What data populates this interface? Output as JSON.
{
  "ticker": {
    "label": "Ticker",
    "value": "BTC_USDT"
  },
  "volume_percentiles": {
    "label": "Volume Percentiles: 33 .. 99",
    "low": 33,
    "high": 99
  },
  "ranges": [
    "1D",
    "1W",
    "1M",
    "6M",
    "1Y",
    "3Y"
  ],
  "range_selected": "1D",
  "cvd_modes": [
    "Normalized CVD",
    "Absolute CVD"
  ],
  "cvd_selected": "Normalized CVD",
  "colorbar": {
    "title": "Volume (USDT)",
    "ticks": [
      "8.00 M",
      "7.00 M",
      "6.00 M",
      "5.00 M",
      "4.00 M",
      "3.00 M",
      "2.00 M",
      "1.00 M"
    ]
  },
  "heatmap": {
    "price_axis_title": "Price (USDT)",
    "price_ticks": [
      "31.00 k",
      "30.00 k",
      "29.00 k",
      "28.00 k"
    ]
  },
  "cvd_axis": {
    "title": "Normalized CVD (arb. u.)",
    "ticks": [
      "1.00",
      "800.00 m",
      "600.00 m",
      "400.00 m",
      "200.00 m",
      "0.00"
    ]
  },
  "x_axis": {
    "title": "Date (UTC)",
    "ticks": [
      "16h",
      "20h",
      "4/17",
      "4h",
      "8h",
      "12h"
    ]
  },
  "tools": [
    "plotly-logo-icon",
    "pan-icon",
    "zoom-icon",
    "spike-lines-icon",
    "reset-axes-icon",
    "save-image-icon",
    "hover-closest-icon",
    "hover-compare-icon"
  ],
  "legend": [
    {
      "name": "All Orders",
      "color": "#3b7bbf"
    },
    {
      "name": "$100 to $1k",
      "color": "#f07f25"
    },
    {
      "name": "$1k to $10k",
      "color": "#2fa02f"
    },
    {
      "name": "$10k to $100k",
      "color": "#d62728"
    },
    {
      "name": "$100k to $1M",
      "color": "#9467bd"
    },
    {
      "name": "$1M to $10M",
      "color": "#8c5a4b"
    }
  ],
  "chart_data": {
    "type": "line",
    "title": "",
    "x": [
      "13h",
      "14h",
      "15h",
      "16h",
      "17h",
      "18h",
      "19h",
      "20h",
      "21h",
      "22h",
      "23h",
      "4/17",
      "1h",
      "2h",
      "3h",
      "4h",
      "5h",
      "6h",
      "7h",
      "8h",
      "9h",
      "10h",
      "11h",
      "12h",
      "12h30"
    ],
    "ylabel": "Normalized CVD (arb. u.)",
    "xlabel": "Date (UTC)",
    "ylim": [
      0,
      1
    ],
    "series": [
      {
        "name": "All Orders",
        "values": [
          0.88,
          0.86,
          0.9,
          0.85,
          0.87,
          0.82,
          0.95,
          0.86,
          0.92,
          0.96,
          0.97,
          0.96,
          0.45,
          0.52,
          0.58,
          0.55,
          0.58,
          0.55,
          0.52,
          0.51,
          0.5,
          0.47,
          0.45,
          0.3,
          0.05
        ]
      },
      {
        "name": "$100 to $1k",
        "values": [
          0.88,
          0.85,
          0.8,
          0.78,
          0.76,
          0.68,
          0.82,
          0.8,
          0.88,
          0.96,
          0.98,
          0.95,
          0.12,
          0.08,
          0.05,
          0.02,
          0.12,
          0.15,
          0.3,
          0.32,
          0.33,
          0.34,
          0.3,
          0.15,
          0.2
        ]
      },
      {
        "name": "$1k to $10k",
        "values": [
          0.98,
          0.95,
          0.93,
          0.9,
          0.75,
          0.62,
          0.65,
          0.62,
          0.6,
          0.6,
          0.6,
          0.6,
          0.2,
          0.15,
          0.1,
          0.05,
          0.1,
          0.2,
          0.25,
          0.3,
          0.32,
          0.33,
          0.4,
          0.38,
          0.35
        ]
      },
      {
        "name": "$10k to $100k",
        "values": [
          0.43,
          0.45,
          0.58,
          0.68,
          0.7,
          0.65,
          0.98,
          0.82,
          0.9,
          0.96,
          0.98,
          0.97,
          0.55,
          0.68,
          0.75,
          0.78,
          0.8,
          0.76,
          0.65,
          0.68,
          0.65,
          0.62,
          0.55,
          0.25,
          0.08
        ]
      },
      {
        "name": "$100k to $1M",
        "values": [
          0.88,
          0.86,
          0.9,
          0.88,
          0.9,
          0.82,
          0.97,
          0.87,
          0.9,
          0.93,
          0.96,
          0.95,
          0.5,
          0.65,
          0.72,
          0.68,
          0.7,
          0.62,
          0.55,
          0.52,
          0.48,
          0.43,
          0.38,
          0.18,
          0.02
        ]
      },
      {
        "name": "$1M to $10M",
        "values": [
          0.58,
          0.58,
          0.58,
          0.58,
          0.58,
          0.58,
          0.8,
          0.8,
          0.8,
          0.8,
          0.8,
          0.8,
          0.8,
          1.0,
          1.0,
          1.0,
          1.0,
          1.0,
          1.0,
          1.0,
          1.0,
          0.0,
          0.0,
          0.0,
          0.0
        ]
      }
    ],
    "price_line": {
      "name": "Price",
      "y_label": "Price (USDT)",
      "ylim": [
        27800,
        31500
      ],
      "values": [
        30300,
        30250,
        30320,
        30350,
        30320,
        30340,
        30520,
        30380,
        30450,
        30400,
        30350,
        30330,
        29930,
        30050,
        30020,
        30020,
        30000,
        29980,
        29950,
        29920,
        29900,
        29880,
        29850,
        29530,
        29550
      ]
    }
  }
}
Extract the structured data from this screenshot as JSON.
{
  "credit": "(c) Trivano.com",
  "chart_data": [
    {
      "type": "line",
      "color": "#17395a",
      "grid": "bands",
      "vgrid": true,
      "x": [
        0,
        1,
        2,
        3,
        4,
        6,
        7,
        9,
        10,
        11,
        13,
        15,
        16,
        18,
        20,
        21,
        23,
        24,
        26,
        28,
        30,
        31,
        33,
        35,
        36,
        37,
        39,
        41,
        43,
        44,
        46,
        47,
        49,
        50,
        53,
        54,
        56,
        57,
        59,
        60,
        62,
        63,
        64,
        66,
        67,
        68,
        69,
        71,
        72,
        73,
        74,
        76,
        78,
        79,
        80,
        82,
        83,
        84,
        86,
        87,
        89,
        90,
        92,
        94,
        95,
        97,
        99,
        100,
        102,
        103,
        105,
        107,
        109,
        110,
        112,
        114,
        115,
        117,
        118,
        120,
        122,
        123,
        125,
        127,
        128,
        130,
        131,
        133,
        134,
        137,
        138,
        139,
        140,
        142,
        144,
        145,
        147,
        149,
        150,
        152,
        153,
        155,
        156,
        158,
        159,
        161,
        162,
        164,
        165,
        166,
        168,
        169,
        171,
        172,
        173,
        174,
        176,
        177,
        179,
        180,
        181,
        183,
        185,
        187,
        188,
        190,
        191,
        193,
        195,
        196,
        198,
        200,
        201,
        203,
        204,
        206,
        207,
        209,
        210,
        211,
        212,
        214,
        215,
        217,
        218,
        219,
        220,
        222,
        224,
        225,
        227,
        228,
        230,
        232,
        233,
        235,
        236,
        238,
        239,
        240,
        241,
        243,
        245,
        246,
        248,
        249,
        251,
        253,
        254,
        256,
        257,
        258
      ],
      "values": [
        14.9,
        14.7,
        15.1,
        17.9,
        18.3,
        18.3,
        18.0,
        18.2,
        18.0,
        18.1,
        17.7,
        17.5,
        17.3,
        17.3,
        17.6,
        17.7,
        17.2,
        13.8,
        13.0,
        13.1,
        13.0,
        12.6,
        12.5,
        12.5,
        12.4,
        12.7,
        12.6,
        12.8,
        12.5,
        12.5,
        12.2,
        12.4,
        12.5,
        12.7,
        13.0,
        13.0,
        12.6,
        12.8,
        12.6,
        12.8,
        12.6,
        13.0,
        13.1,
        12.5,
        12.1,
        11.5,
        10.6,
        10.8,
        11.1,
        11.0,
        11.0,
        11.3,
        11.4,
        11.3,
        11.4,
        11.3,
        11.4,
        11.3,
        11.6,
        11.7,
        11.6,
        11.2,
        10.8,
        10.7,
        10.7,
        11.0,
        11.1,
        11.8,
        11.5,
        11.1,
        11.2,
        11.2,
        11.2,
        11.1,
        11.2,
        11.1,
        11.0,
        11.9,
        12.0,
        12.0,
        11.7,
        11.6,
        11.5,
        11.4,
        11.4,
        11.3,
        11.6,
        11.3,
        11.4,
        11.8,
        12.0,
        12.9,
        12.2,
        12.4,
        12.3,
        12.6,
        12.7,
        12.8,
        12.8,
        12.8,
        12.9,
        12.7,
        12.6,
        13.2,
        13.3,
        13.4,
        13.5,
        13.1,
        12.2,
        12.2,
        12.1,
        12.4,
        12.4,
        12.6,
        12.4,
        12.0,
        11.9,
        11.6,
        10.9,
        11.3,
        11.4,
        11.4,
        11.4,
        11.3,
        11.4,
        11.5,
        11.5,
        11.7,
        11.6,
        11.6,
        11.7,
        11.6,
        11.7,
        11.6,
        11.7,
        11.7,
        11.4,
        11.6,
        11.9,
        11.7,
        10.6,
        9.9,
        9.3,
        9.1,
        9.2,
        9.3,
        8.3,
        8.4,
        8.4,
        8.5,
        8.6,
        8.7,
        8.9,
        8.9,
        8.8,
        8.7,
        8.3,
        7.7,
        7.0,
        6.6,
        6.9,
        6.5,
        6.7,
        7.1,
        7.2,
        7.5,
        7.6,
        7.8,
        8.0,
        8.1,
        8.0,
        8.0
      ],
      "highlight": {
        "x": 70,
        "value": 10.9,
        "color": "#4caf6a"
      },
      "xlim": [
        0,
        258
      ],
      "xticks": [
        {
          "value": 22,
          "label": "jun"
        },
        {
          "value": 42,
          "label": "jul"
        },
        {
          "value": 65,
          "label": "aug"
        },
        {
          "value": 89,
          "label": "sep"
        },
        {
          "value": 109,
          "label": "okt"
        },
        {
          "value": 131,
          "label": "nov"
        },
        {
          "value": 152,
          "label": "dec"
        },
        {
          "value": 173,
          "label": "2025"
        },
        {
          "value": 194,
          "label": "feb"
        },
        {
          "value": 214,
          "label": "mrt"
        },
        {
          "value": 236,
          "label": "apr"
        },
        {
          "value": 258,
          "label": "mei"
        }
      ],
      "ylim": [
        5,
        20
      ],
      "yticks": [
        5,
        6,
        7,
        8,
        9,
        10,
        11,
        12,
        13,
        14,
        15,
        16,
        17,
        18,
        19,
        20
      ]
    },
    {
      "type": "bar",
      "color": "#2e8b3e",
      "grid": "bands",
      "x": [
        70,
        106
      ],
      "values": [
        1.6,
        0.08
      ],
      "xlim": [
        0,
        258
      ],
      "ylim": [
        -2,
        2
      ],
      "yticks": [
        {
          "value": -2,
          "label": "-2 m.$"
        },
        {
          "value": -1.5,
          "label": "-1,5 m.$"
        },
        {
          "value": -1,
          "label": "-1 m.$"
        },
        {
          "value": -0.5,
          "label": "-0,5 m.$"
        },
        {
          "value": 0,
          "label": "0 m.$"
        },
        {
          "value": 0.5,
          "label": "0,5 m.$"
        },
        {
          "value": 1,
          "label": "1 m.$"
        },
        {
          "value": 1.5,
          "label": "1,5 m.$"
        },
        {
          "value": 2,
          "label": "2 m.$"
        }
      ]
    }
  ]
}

■ Short exercise ■
Copy each line from the records above that includes the string "Normalized".

■ Solution for this problem ■
    "Normalized CVD",
  "cvd_selected": "Normalized CVD",
    "title": "Normalized CVD (arb. u.)",
    "ylabel": "Normalized CVD (arb. u.)",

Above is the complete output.